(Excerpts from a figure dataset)
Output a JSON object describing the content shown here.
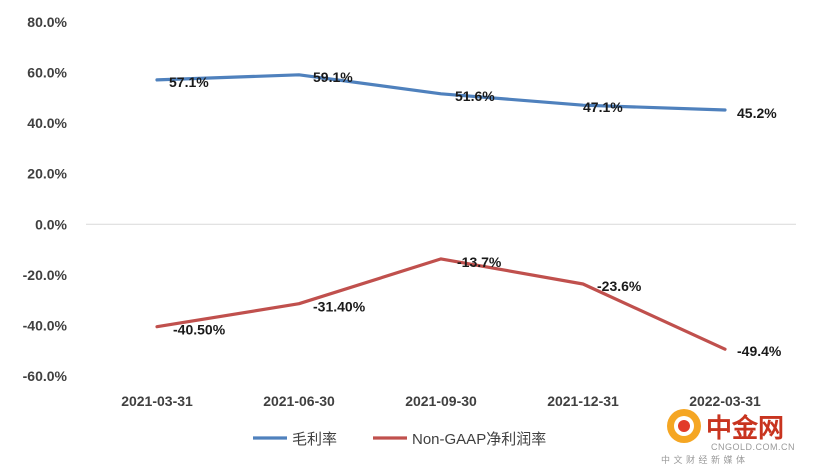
{
  "chart_data": {
    "type": "line",
    "categories": [
      "2021-03-31",
      "2021-06-30",
      "2021-09-30",
      "2021-12-31",
      "2022-03-31"
    ],
    "ylim": [
      -60,
      80
    ],
    "y_ticks": [
      "80.0%",
      "60.0%",
      "40.0%",
      "20.0%",
      "0.0%",
      "-20.0%",
      "-40.0%",
      "-60.0%"
    ],
    "y_tick_values": [
      80,
      60,
      40,
      20,
      0,
      -20,
      -40,
      -60
    ],
    "grid": false,
    "legend_position": "bottom",
    "series": [
      {
        "name": "毛利率",
        "color": "#4f81bd",
        "values": [
          57.1,
          59.1,
          51.6,
          47.1,
          45.2
        ],
        "labels": [
          "57.1%",
          "59.1%",
          "51.6%",
          "47.1%",
          "45.2%"
        ]
      },
      {
        "name": "Non-GAAP净利润率",
        "color": "#c0504d",
        "values": [
          -40.5,
          -31.4,
          -13.7,
          -23.6,
          -49.4
        ],
        "labels": [
          "-40.50%",
          "-31.40%",
          "-13.7%",
          "-23.6%",
          "-49.4%"
        ]
      }
    ]
  },
  "watermark": {
    "logo_text": "中金网",
    "site": "CNGOLD.COM.CN",
    "tagline": "中 文 财 经 新 媒 体"
  }
}
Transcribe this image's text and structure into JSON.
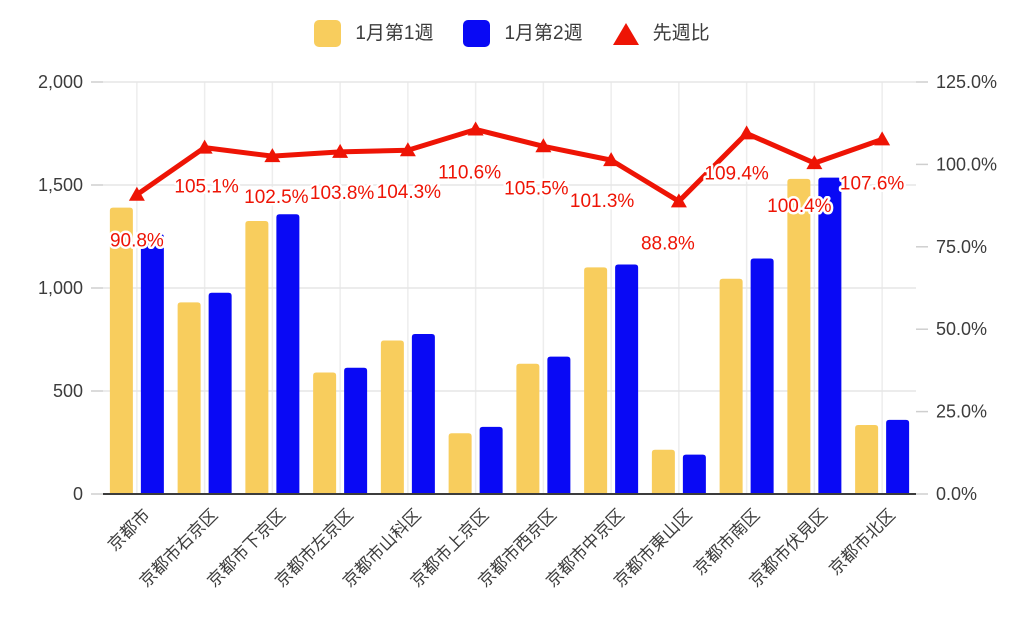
{
  "page": {
    "background": "#ffffff"
  },
  "legend": {
    "position": "top-center",
    "items": [
      {
        "label": "1月第1週",
        "marker": "square",
        "color": "#f8cd5d"
      },
      {
        "label": "1月第2週",
        "marker": "square",
        "color": "#0909f5"
      },
      {
        "label": "先週比",
        "marker": "triangle",
        "color": "#ee1405"
      }
    ]
  },
  "chart_data": {
    "type": "combo",
    "subtype": "grouped-bars-with-line",
    "title": "",
    "categories": [
      "京都市",
      "京都市右京区",
      "京都市下京区",
      "京都市左京区",
      "京都市山科区",
      "京都市上京区",
      "京都市西京区",
      "京都市中京区",
      "京都市東山区",
      "京都市南区",
      "京都市伏見区",
      "京都市北区"
    ],
    "series": [
      {
        "name": "1月第1週",
        "type": "bar",
        "axis": "left",
        "color": "#f8cd5d",
        "values": [
          1390,
          930,
          1325,
          590,
          745,
          295,
          632,
          1100,
          215,
          1045,
          1530,
          335
        ]
      },
      {
        "name": "1月第2週",
        "type": "bar",
        "axis": "left",
        "color": "#0909f5",
        "values": [
          1262,
          977,
          1358,
          613,
          777,
          326,
          667,
          1114,
          191,
          1143,
          1536,
          360
        ]
      },
      {
        "name": "先週比",
        "type": "line",
        "axis": "right",
        "color": "#ee1405",
        "marker": "triangle",
        "values": [
          90.8,
          105.1,
          102.5,
          103.8,
          104.3,
          110.6,
          105.5,
          101.3,
          88.8,
          109.4,
          100.4,
          107.6
        ],
        "labels": [
          "90.8%",
          "105.1%",
          "102.5%",
          "103.8%",
          "104.3%",
          "110.6%",
          "105.5%",
          "101.3%",
          "88.8%",
          "109.4%",
          "100.4%",
          "107.6%"
        ]
      }
    ],
    "left_axis": {
      "min": 0,
      "max": 2000,
      "ticks": [
        {
          "label": "0",
          "value": 0
        },
        {
          "label": "500",
          "value": 500
        },
        {
          "label": "1,000",
          "value": 1000
        },
        {
          "label": "1,500",
          "value": 1500
        },
        {
          "label": "2,000",
          "value": 2000
        }
      ]
    },
    "right_axis": {
      "min": 0,
      "max": 125,
      "ticks": [
        {
          "label": "0.0%",
          "value": 0
        },
        {
          "label": "25.0%",
          "value": 25
        },
        {
          "label": "50.0%",
          "value": 50
        },
        {
          "label": "75.0%",
          "value": 75
        },
        {
          "label": "100.0%",
          "value": 100
        },
        {
          "label": "125.0%",
          "value": 125
        }
      ]
    },
    "grid": true,
    "legend_position": "top",
    "colors": {
      "grid_line": "#e6e6e6",
      "vertical_grid_line": "#ededed",
      "baseline": "#3c3c3c",
      "tick_mark": "#cfcfcf",
      "axis_text": "#3c3c3c",
      "data_label_text": "#ee1405",
      "data_label_halo": "#ffffff"
    }
  }
}
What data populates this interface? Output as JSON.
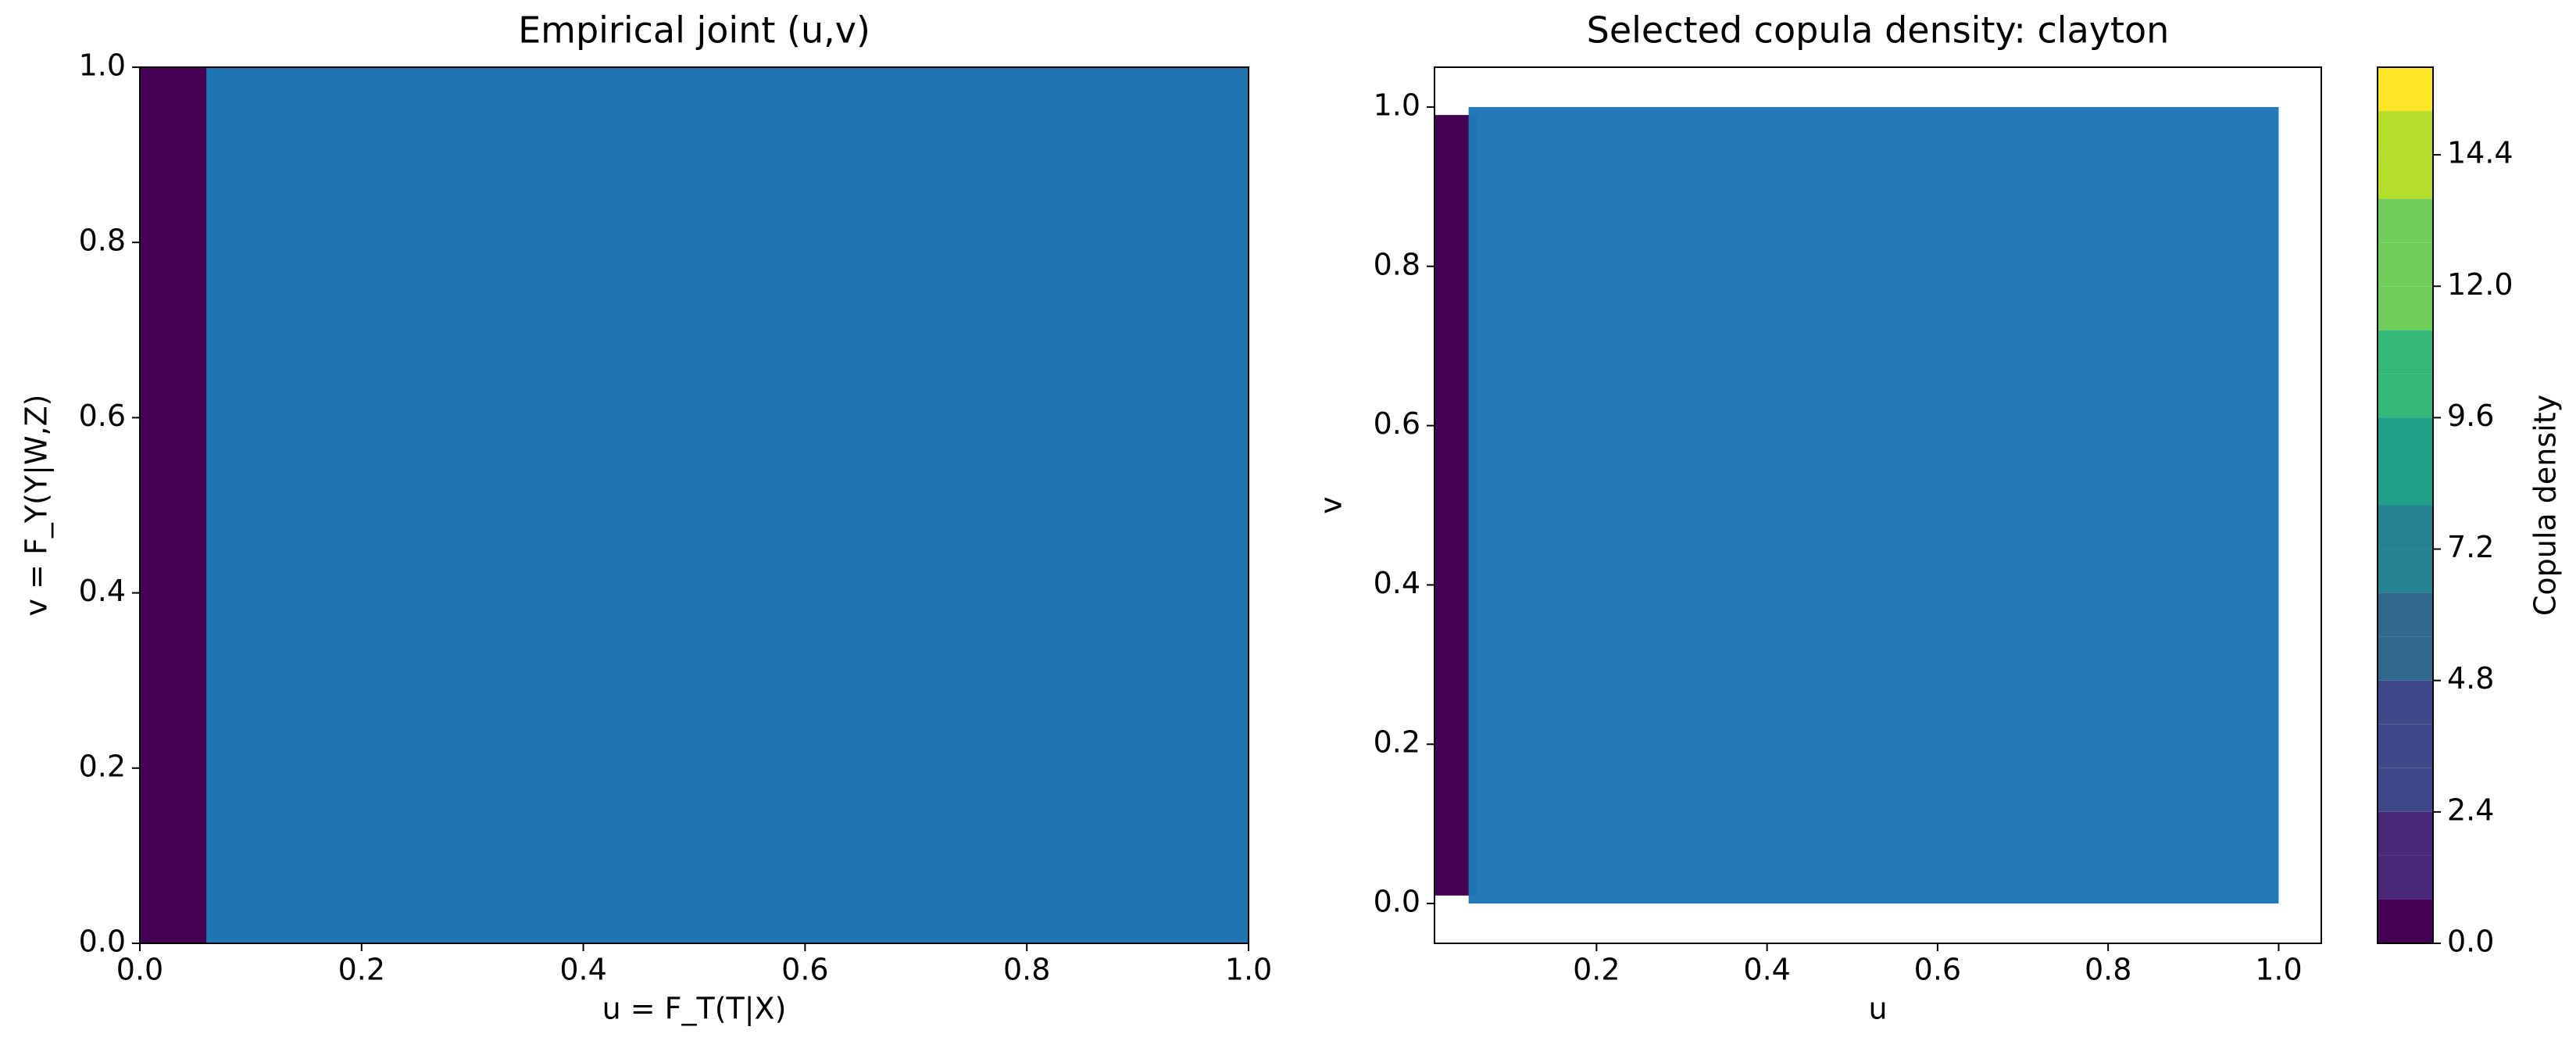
{
  "chart_data": [
    {
      "type": "scatter",
      "title": "Empirical joint (u,v)",
      "x_label": "u = F_T(T|X)",
      "y_label": "v = F_Y(Y|W,Z)",
      "xlim": [
        0,
        1
      ],
      "ylim": [
        0,
        1
      ],
      "xticks": [
        {
          "value": 0,
          "label": "0.0"
        },
        0.2,
        0.4,
        0.6,
        0.8,
        {
          "value": 1,
          "label": "1.0"
        }
      ],
      "yticks": [
        {
          "value": 0,
          "label": "0.0"
        },
        0.2,
        0.4,
        0.6,
        0.8,
        {
          "value": 1,
          "label": "1.0"
        }
      ],
      "background": "#440154",
      "density_region": {
        "x": [
          0,
          1
        ],
        "y": [
          0,
          1
        ],
        "color": "#440154"
      },
      "points": {
        "x": [
          0.06,
          1.0
        ],
        "y": [
          0,
          1
        ],
        "color": "#1f77b4"
      }
    },
    {
      "type": "scatter",
      "title": "Selected copula density: clayton",
      "x_label": "u",
      "y_label": "v",
      "xlim": [
        0.01,
        1.05
      ],
      "ylim": [
        -0.05,
        1.05
      ],
      "xticks": [
        0.2,
        0.4,
        0.6,
        0.8,
        {
          "value": 1,
          "label": "1.0"
        }
      ],
      "yticks": [
        {
          "value": 0,
          "label": "0.0"
        },
        0.2,
        0.4,
        0.6,
        0.8,
        {
          "value": 1,
          "label": "1.0"
        }
      ],
      "background": "#ffffff",
      "density_region": {
        "x": [
          0.01,
          0.06
        ],
        "y": [
          0.01,
          0.99
        ],
        "color": "#440154"
      },
      "points": {
        "x": [
          0.05,
          1.0
        ],
        "y": [
          0,
          1
        ],
        "color": "#1f77b4"
      },
      "colorbar": {
        "label": "Copula density",
        "colormap": "viridis",
        "clim": [
          0,
          16
        ],
        "levels": [
          0,
          0.8,
          1.6,
          2.4,
          3.2,
          4.0,
          4.8,
          5.6,
          6.4,
          7.2,
          8.0,
          8.8,
          9.6,
          10.4,
          11.2,
          12.0,
          12.8,
          13.6,
          14.4,
          15.2,
          16.0
        ],
        "ticks": [
          {
            "value": 0,
            "label": "0.0"
          },
          2.4,
          4.8,
          7.2,
          9.6,
          {
            "value": 12,
            "label": "12.0"
          },
          14.4
        ]
      }
    }
  ]
}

**Written exercise:**
Verbatim reproduction of every record is required; images are left out.

**Exercise solution:**
Output a JSON object describing the content shown here.
{
  "chart_data": {
    "type": "line",
    "categories": [
      "2021-03-31",
      "2021-06-30",
      "2021-09-30",
      "2021-12-31",
      "2022-03-31"
    ],
    "ylim": [
      -60,
      80
    ],
    "y_ticks": [
      "80.0%",
      "60.0%",
      "40.0%",
      "20.0%",
      "0.0%",
      "-20.0%",
      "-40.0%",
      "-60.0%"
    ],
    "y_tick_values": [
      80,
      60,
      40,
      20,
      0,
      -20,
      -40,
      -60
    ],
    "grid": false,
    "legend_position": "bottom",
    "series": [
      {
        "name": "毛利率",
        "color": "#4f81bd",
        "values": [
          57.1,
          59.1,
          51.6,
          47.1,
          45.2
        ],
        "labels": [
          "57.1%",
          "59.1%",
          "51.6%",
          "47.1%",
          "45.2%"
        ]
      },
      {
        "name": "Non-GAAP净利润率",
        "color": "#c0504d",
        "values": [
          -40.5,
          -31.4,
          -13.7,
          -23.6,
          -49.4
        ],
        "labels": [
          "-40.50%",
          "-31.40%",
          "-13.7%",
          "-23.6%",
          "-49.4%"
        ]
      }
    ]
  },
  "watermark": {
    "logo_text": "中金网",
    "site": "CNGOLD.COM.CN",
    "tagline": "中 文 财 经 新 媒 体"
  }
}
Transcribe this image's text and structure into JSON.
{
  "page": {
    "background": "#ffffff"
  },
  "legend": {
    "position": "top-center",
    "items": [
      {
        "label": "1月第1週",
        "marker": "square",
        "color": "#f8cd5d"
      },
      {
        "label": "1月第2週",
        "marker": "square",
        "color": "#0909f5"
      },
      {
        "label": "先週比",
        "marker": "triangle",
        "color": "#ee1405"
      }
    ]
  },
  "chart_data": {
    "type": "combo",
    "subtype": "grouped-bars-with-line",
    "title": "",
    "categories": [
      "京都市",
      "京都市右京区",
      "京都市下京区",
      "京都市左京区",
      "京都市山科区",
      "京都市上京区",
      "京都市西京区",
      "京都市中京区",
      "京都市東山区",
      "京都市南区",
      "京都市伏見区",
      "京都市北区"
    ],
    "series": [
      {
        "name": "1月第1週",
        "type": "bar",
        "axis": "left",
        "color": "#f8cd5d",
        "values": [
          1390,
          930,
          1325,
          590,
          745,
          295,
          632,
          1100,
          215,
          1045,
          1530,
          335
        ]
      },
      {
        "name": "1月第2週",
        "type": "bar",
        "axis": "left",
        "color": "#0909f5",
        "values": [
          1262,
          977,
          1358,
          613,
          777,
          326,
          667,
          1114,
          191,
          1143,
          1536,
          360
        ]
      },
      {
        "name": "先週比",
        "type": "line",
        "axis": "right",
        "color": "#ee1405",
        "marker": "triangle",
        "values": [
          90.8,
          105.1,
          102.5,
          103.8,
          104.3,
          110.6,
          105.5,
          101.3,
          88.8,
          109.4,
          100.4,
          107.6
        ],
        "labels": [
          "90.8%",
          "105.1%",
          "102.5%",
          "103.8%",
          "104.3%",
          "110.6%",
          "105.5%",
          "101.3%",
          "88.8%",
          "109.4%",
          "100.4%",
          "107.6%"
        ]
      }
    ],
    "left_axis": {
      "min": 0,
      "max": 2000,
      "ticks": [
        {
          "label": "0",
          "value": 0
        },
        {
          "label": "500",
          "value": 500
        },
        {
          "label": "1,000",
          "value": 1000
        },
        {
          "label": "1,500",
          "value": 1500
        },
        {
          "label": "2,000",
          "value": 2000
        }
      ]
    },
    "right_axis": {
      "min": 0,
      "max": 125,
      "ticks": [
        {
          "label": "0.0%",
          "value": 0
        },
        {
          "label": "25.0%",
          "value": 25
        },
        {
          "label": "50.0%",
          "value": 50
        },
        {
          "label": "75.0%",
          "value": 75
        },
        {
          "label": "100.0%",
          "value": 100
        },
        {
          "label": "125.0%",
          "value": 125
        }
      ]
    },
    "grid": true,
    "legend_position": "top",
    "colors": {
      "grid_line": "#e6e6e6",
      "vertical_grid_line": "#ededed",
      "baseline": "#3c3c3c",
      "tick_mark": "#cfcfcf",
      "axis_text": "#3c3c3c",
      "data_label_text": "#ee1405",
      "data_label_halo": "#ffffff"
    }
  }
}
What data populates this interface? Output as JSON.
{
  "chart_data": [
    {
      "type": "scatter",
      "title": "Empirical joint (u,v)",
      "x_label": "u = F_T(T|X)",
      "y_label": "v = F_Y(Y|W,Z)",
      "xlim": [
        0,
        1
      ],
      "ylim": [
        0,
        1
      ],
      "xticks": [
        {
          "value": 0,
          "label": "0.0"
        },
        0.2,
        0.4,
        0.6,
        0.8,
        {
          "value": 1,
          "label": "1.0"
        }
      ],
      "yticks": [
        {
          "value": 0,
          "label": "0.0"
        },
        0.2,
        0.4,
        0.6,
        0.8,
        {
          "value": 1,
          "label": "1.0"
        }
      ],
      "background": "#440154",
      "density_region": {
        "x": [
          0,
          1
        ],
        "y": [
          0,
          1
        ],
        "color": "#440154"
      },
      "points": {
        "x": [
          0.06,
          1.0
        ],
        "y": [
          0,
          1
        ],
        "color": "#1f77b4"
      }
    },
    {
      "type": "scatter",
      "title": "Selected copula density: clayton",
      "x_label": "u",
      "y_label": "v",
      "xlim": [
        0.01,
        1.05
      ],
      "ylim": [
        -0.05,
        1.05
      ],
      "xticks": [
        0.2,
        0.4,
        0.6,
        0.8,
        {
          "value": 1,
          "label": "1.0"
        }
      ],
      "yticks": [
        {
          "value": 0,
          "label": "0.0"
        },
        0.2,
        0.4,
        0.6,
        0.8,
        {
          "value": 1,
          "label": "1.0"
        }
      ],
      "background": "#ffffff",
      "density_region": {
        "x": [
          0.01,
          0.06
        ],
        "y": [
          0.01,
          0.99
        ],
        "color": "#440154"
      },
      "points": {
        "x": [
          0.05,
          1.0
        ],
        "y": [
          0,
          1
        ],
        "color": "#1f77b4"
      },
      "colorbar": {
        "label": "Copula density",
        "colormap": "viridis",
        "clim": [
          0,
          16
        ],
        "levels": [
          0,
          0.8,
          1.6,
          2.4,
          3.2,
          4.0,
          4.8,
          5.6,
          6.4,
          7.2,
          8.0,
          8.8,
          9.6,
          10.4,
          11.2,
          12.0,
          12.8,
          13.6,
          14.4,
          15.2,
          16.0
        ],
        "ticks": [
          {
            "value": 0,
            "label": "0.0"
          },
          2.4,
          4.8,
          7.2,
          9.6,
          {
            "value": 12,
            "label": "12.0"
          },
          14.4
        ]
      }
    }
  ]
}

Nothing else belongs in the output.